■ WHAT YOU WILL DO
Go through the lines below and retype each one exactly.

■ ENTRIES PROVIDED

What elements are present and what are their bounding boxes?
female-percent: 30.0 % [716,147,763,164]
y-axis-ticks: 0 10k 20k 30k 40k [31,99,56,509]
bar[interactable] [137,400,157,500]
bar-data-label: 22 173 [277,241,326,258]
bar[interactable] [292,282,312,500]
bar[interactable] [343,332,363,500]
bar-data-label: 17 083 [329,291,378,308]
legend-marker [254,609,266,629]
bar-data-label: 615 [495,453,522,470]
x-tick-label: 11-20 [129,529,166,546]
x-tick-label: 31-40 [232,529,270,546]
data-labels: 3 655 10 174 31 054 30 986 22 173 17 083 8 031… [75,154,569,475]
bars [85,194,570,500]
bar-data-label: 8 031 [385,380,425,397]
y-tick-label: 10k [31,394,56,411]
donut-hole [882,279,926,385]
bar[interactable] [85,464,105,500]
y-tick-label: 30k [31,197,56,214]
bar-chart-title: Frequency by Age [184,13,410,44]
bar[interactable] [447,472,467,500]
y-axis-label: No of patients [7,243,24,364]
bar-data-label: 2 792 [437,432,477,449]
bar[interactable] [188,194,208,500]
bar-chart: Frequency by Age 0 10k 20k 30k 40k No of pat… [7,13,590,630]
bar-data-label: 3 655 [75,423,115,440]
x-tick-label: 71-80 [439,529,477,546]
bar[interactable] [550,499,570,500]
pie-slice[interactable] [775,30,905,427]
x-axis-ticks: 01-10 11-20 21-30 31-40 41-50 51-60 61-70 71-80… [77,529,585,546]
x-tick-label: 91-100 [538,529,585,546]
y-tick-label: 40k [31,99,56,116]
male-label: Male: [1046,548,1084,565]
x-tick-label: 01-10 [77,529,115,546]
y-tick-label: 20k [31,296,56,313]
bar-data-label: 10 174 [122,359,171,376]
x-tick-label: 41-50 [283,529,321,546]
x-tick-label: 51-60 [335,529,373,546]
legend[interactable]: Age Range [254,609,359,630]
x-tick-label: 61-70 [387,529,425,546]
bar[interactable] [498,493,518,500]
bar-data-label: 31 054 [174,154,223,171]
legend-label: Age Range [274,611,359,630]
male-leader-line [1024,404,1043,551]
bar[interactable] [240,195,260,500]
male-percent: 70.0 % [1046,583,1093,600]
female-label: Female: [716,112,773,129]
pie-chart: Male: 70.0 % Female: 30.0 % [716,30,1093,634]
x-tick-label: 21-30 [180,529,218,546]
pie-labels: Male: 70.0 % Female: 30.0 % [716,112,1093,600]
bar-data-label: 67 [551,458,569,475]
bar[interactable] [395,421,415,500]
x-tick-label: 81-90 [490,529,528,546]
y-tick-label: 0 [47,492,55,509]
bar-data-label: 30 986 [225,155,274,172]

■ ANSWER TO THIS EXERCISE
What elements are present and what are their bounding boxes?
female-percent: 30.0 % [716,147,763,164]
y-axis-ticks: 0 10k 20k 30k 40k [31,99,56,509]
bar[interactable] [137,400,157,500]
bar-data-label: 22 173 [277,241,326,258]
bar[interactable] [292,282,312,500]
bar[interactable] [343,332,363,500]
bar-data-label: 17 083 [329,291,378,308]
legend-marker [254,609,266,629]
bar-data-label: 615 [495,453,522,470]
x-tick-label: 11-20 [129,529,166,546]
x-tick-label: 31-40 [232,529,270,546]
data-labels: 3 655 10 174 31 054 30 986 22 173 17 083 8 031… [75,154,569,475]
bars [85,194,570,500]
bar-data-label: 8 031 [385,380,425,397]
y-tick-label: 10k [31,394,56,411]
donut-hole [882,279,926,385]
bar[interactable] [85,464,105,500]
y-tick-label: 30k [31,197,56,214]
bar-chart-title: Frequency by Age [184,13,410,44]
bar[interactable] [447,472,467,500]
y-axis-label: No of patients [7,243,24,364]
bar-data-label: 2 792 [437,432,477,449]
bar[interactable] [188,194,208,500]
bar-chart: Frequency by Age 0 10k 20k 30k 40k No of pat… [7,13,590,630]
bar-data-label: 3 655 [75,423,115,440]
x-tick-label: 71-80 [439,529,477,546]
bar[interactable] [550,499,570,500]
pie-slice[interactable] [775,30,905,427]
x-axis-ticks: 01-10 11-20 21-30 31-40 41-50 51-60 61-70 71-80… [77,529,585,546]
x-tick-label: 91-100 [538,529,585,546]
y-tick-label: 40k [31,99,56,116]
male-label: Male: [1046,548,1084,565]
x-tick-label: 01-10 [77,529,115,546]
y-tick-label: 20k [31,296,56,313]
bar-data-label: 10 174 [122,359,171,376]
x-tick-label: 41-50 [283,529,321,546]
x-tick-label: 51-60 [335,529,373,546]
legend[interactable]: Age Range [254,609,359,630]
x-tick-label: 61-70 [387,529,425,546]
bar[interactable] [498,493,518,500]
bar-data-label: 31 054 [174,154,223,171]
legend-label: Age Range [274,611,359,630]
male-leader-line [1024,404,1043,551]
bar[interactable] [240,195,260,500]
male-percent: 70.0 % [1046,583,1093,600]
female-label: Female: [716,112,773,129]
pie-chart: Male: 70.0 % Female: 30.0 % [716,30,1093,634]
x-tick-label: 21-30 [180,529,218,546]
pie-labels: Male: 70.0 % Female: 30.0 % [716,112,1093,600]
bar-data-label: 67 [551,458,569,475]
bar[interactable] [395,421,415,500]
x-tick-label: 81-90 [490,529,528,546]
y-tick-label: 0 [47,492,55,509]
bar-data-label: 30 986 [225,155,274,172]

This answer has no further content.